Can you print the data exactly and leave out each image?
[BEGIN MATERIALS PROVIDED]
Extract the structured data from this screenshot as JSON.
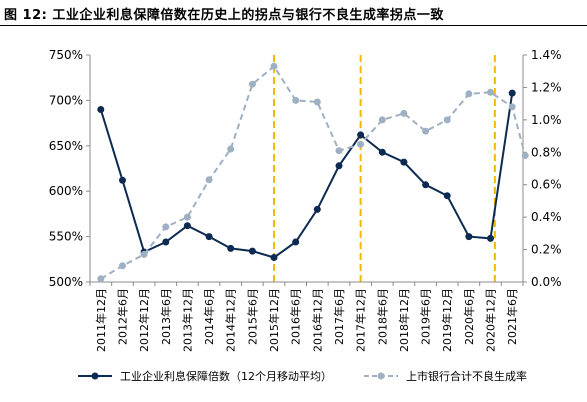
{
  "figure": {
    "title": "图 12: 工业企业利息保障倍数在历史上的拐点与银行不良生成率拐点一致"
  },
  "colors": {
    "series1": "#0d2a52",
    "series2": "#9fb0c2",
    "marker_line": "#f5b800",
    "axis": "#8c8c8c"
  },
  "chart_data": {
    "type": "line",
    "title": "工业企业利息保障倍数在历史上的拐点与银行不良生成率拐点一致",
    "categories": [
      "2011年12月",
      "2012年6月",
      "2012年12月",
      "2013年6月",
      "2013年12月",
      "2014年6月",
      "2014年12月",
      "2015年6月",
      "2015年12月",
      "2016年6月",
      "2016年12月",
      "2017年6月",
      "2017年12月",
      "2018年6月",
      "2018年12月",
      "2019年6月",
      "2019年12月",
      "2020年6月",
      "2020年12月",
      "2021年6月"
    ],
    "left_axis": {
      "ylim": [
        500,
        750
      ],
      "ticks": [
        500,
        550,
        600,
        650,
        700,
        750
      ],
      "tick_labels": [
        "500%",
        "550%",
        "600%",
        "650%",
        "700%",
        "750%"
      ]
    },
    "right_axis": {
      "ylim": [
        0,
        1.4
      ],
      "ticks": [
        0,
        0.2,
        0.4,
        0.6,
        0.8,
        1.0,
        1.2,
        1.4
      ],
      "tick_labels": [
        "0.0%",
        "0.2%",
        "0.4%",
        "0.6%",
        "0.8%",
        "1.0%",
        "1.2%",
        "1.4%"
      ]
    },
    "series": [
      {
        "name": "工业企业利息保障倍数（12个月移动平均）",
        "axis": "left",
        "style": "solid-dot",
        "x": [
          0,
          1,
          2,
          3,
          4,
          5,
          6,
          7,
          8,
          9,
          10,
          11,
          12,
          13,
          14,
          15,
          16,
          17,
          18,
          19
        ],
        "values": [
          690,
          612,
          533,
          544,
          562,
          550,
          537,
          534,
          527,
          544,
          580,
          628,
          662,
          643,
          632,
          607,
          595,
          550,
          548,
          708
        ]
      },
      {
        "name": "上市银行合计不良生成率",
        "axis": "right",
        "style": "dashed-dot",
        "x": [
          0,
          1,
          2,
          3,
          4,
          5,
          6,
          7,
          8,
          9,
          10,
          11,
          12,
          13,
          14,
          15,
          16,
          17,
          18,
          19,
          19.6
        ],
        "values": [
          0.02,
          0.1,
          0.17,
          0.34,
          0.4,
          0.63,
          0.82,
          1.22,
          1.33,
          1.12,
          1.11,
          0.81,
          0.85,
          1.0,
          1.04,
          0.93,
          1.0,
          1.16,
          1.17,
          1.08,
          0.78
        ]
      }
    ],
    "vertical_markers": [
      8,
      12,
      18.2
    ],
    "grid": false,
    "legend_position": "bottom"
  }
}
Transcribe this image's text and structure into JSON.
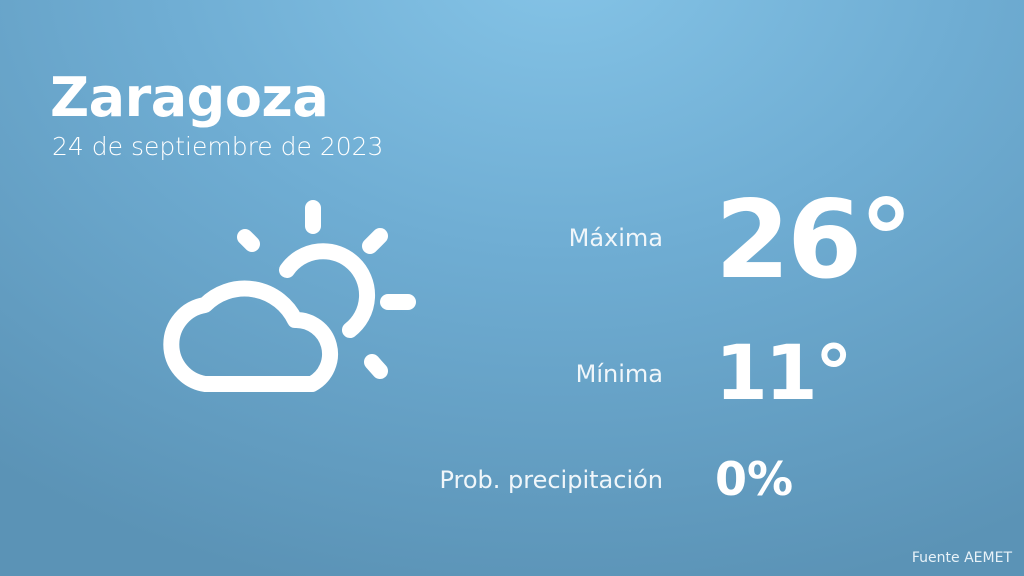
{
  "header": {
    "city": "Zaragoza",
    "date": "24 de septiembre de 2023"
  },
  "weather_icon": "partly-cloudy-icon",
  "stats": {
    "max": {
      "label": "Máxima",
      "value": "26°"
    },
    "min": {
      "label": "Mínima",
      "value": "11°"
    },
    "precip": {
      "label": "Prob. precipitación",
      "value": "0%"
    }
  },
  "footer": {
    "source": "Fuente AEMET"
  },
  "colors": {
    "background_top": "#85c4e7",
    "background_bottom": "#5b93b6",
    "text": "#ffffff"
  }
}
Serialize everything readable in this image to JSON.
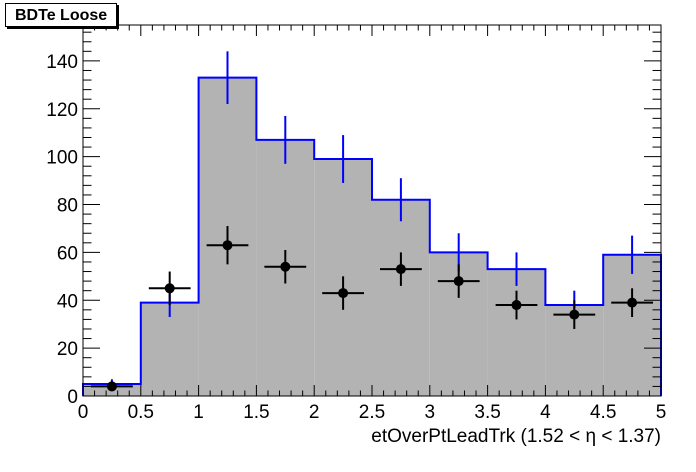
{
  "chart_data": {
    "type": "histogram",
    "title": "BDTe Loose",
    "xlabel": "etOverPtLeadTrk (1.52 <   η < 1.37)",
    "ylabel": "",
    "xlim": [
      0,
      5
    ],
    "ylim": [
      0,
      155
    ],
    "x_ticks": [
      "0",
      "0.5",
      "1",
      "1.5",
      "2",
      "2.5",
      "3",
      "3.5",
      "4",
      "4.5",
      "5"
    ],
    "y_ticks": [
      "0",
      "20",
      "40",
      "60",
      "80",
      "100",
      "120",
      "140"
    ],
    "grid": false,
    "legend": "none",
    "bin_edges": [
      0,
      0.5,
      1,
      1.5,
      2,
      2.5,
      3,
      3.5,
      4,
      4.5,
      5
    ],
    "series": [
      {
        "style": "filled-histogram",
        "fill_color": "#b3b3b3",
        "line_color": "#0000ff",
        "values": [
          5,
          39,
          133,
          107,
          99,
          82,
          60,
          53,
          38,
          59
        ],
        "errors": [
          2,
          6,
          11,
          10,
          10,
          9,
          8,
          7,
          6,
          8
        ]
      },
      {
        "style": "points",
        "color": "#000000",
        "x": [
          0.25,
          0.75,
          1.25,
          1.75,
          2.25,
          2.75,
          3.25,
          3.75,
          4.25,
          4.75
        ],
        "values": [
          4,
          45,
          63,
          54,
          43,
          53,
          48,
          38,
          34,
          39
        ],
        "errors": [
          2,
          7,
          8,
          7,
          7,
          7,
          7,
          6,
          6,
          6
        ]
      }
    ]
  }
}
[END MATERIALS PROVIDED]
**TASK RESULT**
Extract the structured data from this screenshot as JSON.
{
  "figure": {
    "title": "图 12: 工业企业利息保障倍数在历史上的拐点与银行不良生成率拐点一致"
  },
  "colors": {
    "series1": "#0d2a52",
    "series2": "#9fb0c2",
    "marker_line": "#f5b800",
    "axis": "#8c8c8c"
  },
  "chart_data": {
    "type": "line",
    "title": "工业企业利息保障倍数在历史上的拐点与银行不良生成率拐点一致",
    "categories": [
      "2011年12月",
      "2012年6月",
      "2012年12月",
      "2013年6月",
      "2013年12月",
      "2014年6月",
      "2014年12月",
      "2015年6月",
      "2015年12月",
      "2016年6月",
      "2016年12月",
      "2017年6月",
      "2017年12月",
      "2018年6月",
      "2018年12月",
      "2019年6月",
      "2019年12月",
      "2020年6月",
      "2020年12月",
      "2021年6月"
    ],
    "left_axis": {
      "ylim": [
        500,
        750
      ],
      "ticks": [
        500,
        550,
        600,
        650,
        700,
        750
      ],
      "tick_labels": [
        "500%",
        "550%",
        "600%",
        "650%",
        "700%",
        "750%"
      ]
    },
    "right_axis": {
      "ylim": [
        0,
        1.4
      ],
      "ticks": [
        0,
        0.2,
        0.4,
        0.6,
        0.8,
        1.0,
        1.2,
        1.4
      ],
      "tick_labels": [
        "0.0%",
        "0.2%",
        "0.4%",
        "0.6%",
        "0.8%",
        "1.0%",
        "1.2%",
        "1.4%"
      ]
    },
    "series": [
      {
        "name": "工业企业利息保障倍数（12个月移动平均）",
        "axis": "left",
        "style": "solid-dot",
        "x": [
          0,
          1,
          2,
          3,
          4,
          5,
          6,
          7,
          8,
          9,
          10,
          11,
          12,
          13,
          14,
          15,
          16,
          17,
          18,
          19
        ],
        "values": [
          690,
          612,
          533,
          544,
          562,
          550,
          537,
          534,
          527,
          544,
          580,
          628,
          662,
          643,
          632,
          607,
          595,
          550,
          548,
          708
        ]
      },
      {
        "name": "上市银行合计不良生成率",
        "axis": "right",
        "style": "dashed-dot",
        "x": [
          0,
          1,
          2,
          3,
          4,
          5,
          6,
          7,
          8,
          9,
          10,
          11,
          12,
          13,
          14,
          15,
          16,
          17,
          18,
          19,
          19.6
        ],
        "values": [
          0.02,
          0.1,
          0.17,
          0.34,
          0.4,
          0.63,
          0.82,
          1.22,
          1.33,
          1.12,
          1.11,
          0.81,
          0.85,
          1.0,
          1.04,
          0.93,
          1.0,
          1.16,
          1.17,
          1.08,
          0.78
        ]
      }
    ],
    "vertical_markers": [
      8,
      12,
      18.2
    ],
    "grid": false,
    "legend_position": "bottom"
  }
}
Transcribe this image's text and structure into JSON.
{
  "header": {
    "city": "Zaragoza",
    "date": "24 de septiembre de 2023"
  },
  "weather_icon": "partly-cloudy-icon",
  "stats": {
    "max": {
      "label": "Máxima",
      "value": "26°"
    },
    "min": {
      "label": "Mínima",
      "value": "11°"
    },
    "precip": {
      "label": "Prob. precipitación",
      "value": "0%"
    }
  },
  "footer": {
    "source": "Fuente AEMET"
  },
  "colors": {
    "background_top": "#85c4e7",
    "background_bottom": "#5b93b6",
    "text": "#ffffff"
  }
}
Serialize everything readable in this image to JSON.
{
  "chart_data": {
    "type": "histogram",
    "title": "BDTe Loose",
    "xlabel": "etOverPtLeadTrk (1.52 <   η < 1.37)",
    "ylabel": "",
    "xlim": [
      0,
      5
    ],
    "ylim": [
      0,
      155
    ],
    "x_ticks": [
      "0",
      "0.5",
      "1",
      "1.5",
      "2",
      "2.5",
      "3",
      "3.5",
      "4",
      "4.5",
      "5"
    ],
    "y_ticks": [
      "0",
      "20",
      "40",
      "60",
      "80",
      "100",
      "120",
      "140"
    ],
    "grid": false,
    "legend": "none",
    "bin_edges": [
      0,
      0.5,
      1,
      1.5,
      2,
      2.5,
      3,
      3.5,
      4,
      4.5,
      5
    ],
    "series": [
      {
        "style": "filled-histogram",
        "fill_color": "#b3b3b3",
        "line_color": "#0000ff",
        "values": [
          5,
          39,
          133,
          107,
          99,
          82,
          60,
          53,
          38,
          59
        ],
        "errors": [
          2,
          6,
          11,
          10,
          10,
          9,
          8,
          7,
          6,
          8
        ]
      },
      {
        "style": "points",
        "color": "#000000",
        "x": [
          0.25,
          0.75,
          1.25,
          1.75,
          2.25,
          2.75,
          3.25,
          3.75,
          4.25,
          4.75
        ],
        "values": [
          4,
          45,
          63,
          54,
          43,
          53,
          48,
          38,
          34,
          39
        ],
        "errors": [
          2,
          7,
          8,
          7,
          7,
          7,
          7,
          6,
          6,
          6
        ]
      }
    ]
  }
}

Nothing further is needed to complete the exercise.